- Directive
Identify, in the records below, every line where the string "this" appears, and copy each such line.
** BEGIN Exercise inputs **
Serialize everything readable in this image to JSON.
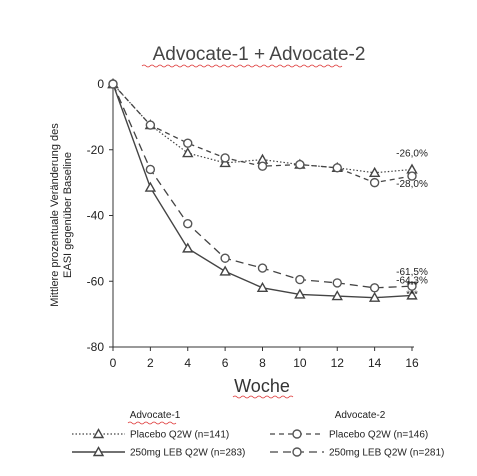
{
  "chart_data": {
    "type": "line",
    "title": "Advocate-1 + Advocate-2",
    "xlabel": "Woche",
    "ylabel_lines": [
      "Mittlere prozentuale Veränderung des",
      "EASI gegenüber Baseline"
    ],
    "x": [
      0,
      2,
      4,
      6,
      8,
      10,
      12,
      14,
      16
    ],
    "xticks": [
      "0",
      "2",
      "4",
      "6",
      "8",
      "10",
      "12",
      "14",
      "16"
    ],
    "yticks": [
      "0",
      "-20",
      "-40",
      "-60",
      "-80"
    ],
    "xlim": [
      0,
      16
    ],
    "ylim": [
      -80,
      0
    ],
    "grid": false,
    "series": [
      {
        "name": "Placebo Q2W (n=141)",
        "study": "Advocate-1",
        "marker": "triangle",
        "dash": "dotted",
        "values": [
          0,
          -12.5,
          -21,
          -24,
          -23,
          -24.5,
          -25.5,
          -27,
          -26
        ]
      },
      {
        "name": "250mg LEB Q2W (n=283)",
        "study": "Advocate-1",
        "marker": "triangle",
        "dash": "solid",
        "values": [
          0,
          -31.5,
          -50,
          -57,
          -62,
          -64,
          -64.5,
          -65,
          -64.3
        ]
      },
      {
        "name": "Placebo Q2W (n=146)",
        "study": "Advocate-2",
        "marker": "circle",
        "dash": "dashed",
        "values": [
          0,
          -12.5,
          -18,
          -22.5,
          -25,
          -24.5,
          -25.5,
          -30,
          -28
        ]
      },
      {
        "name": "250mg LEB Q2W (n=281)",
        "study": "Advocate-2",
        "marker": "circle",
        "dash": "longdash",
        "values": [
          0,
          -26,
          -42.5,
          -53,
          -56,
          -59.5,
          -60.5,
          -62,
          -61.5
        ]
      }
    ],
    "annotations": [
      {
        "text": "-26,0%",
        "x": 16,
        "y": -26
      },
      {
        "text": "-28,0%",
        "x": 16,
        "y": -28
      },
      {
        "text": "-61,5%",
        "x": 16,
        "y": -61.5
      },
      {
        "text": "***",
        "x": 16,
        "y": -61.5
      },
      {
        "text": "-64,3%",
        "x": 16,
        "y": -64.3
      },
      {
        "text": "***",
        "x": 16,
        "y": -64.3
      }
    ],
    "legend": {
      "placement": "bottom",
      "groups": [
        "Advocate-1",
        "Advocate-2"
      ]
    }
  }
}
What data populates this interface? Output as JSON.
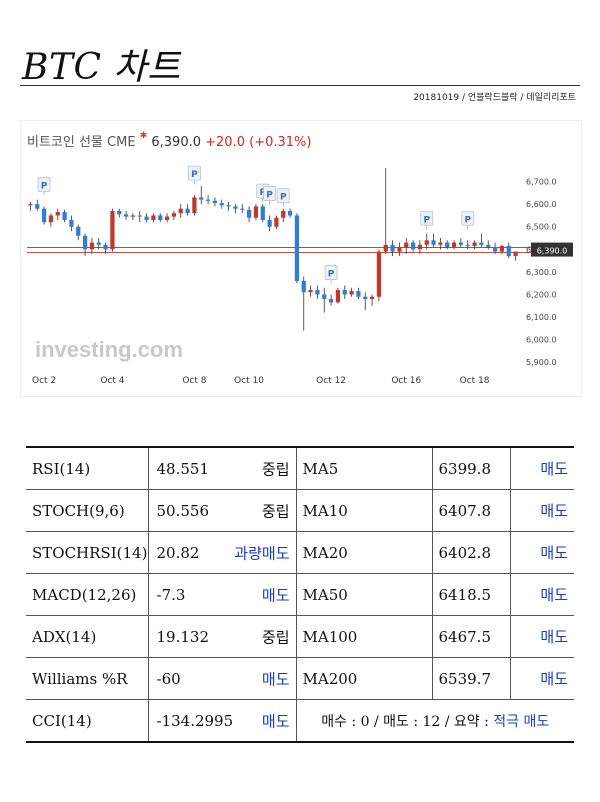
** END Exercise inputs **
- Finished exercise
Serialize everything readable in this image to JSON.
What data populates this interface? Output as JSON.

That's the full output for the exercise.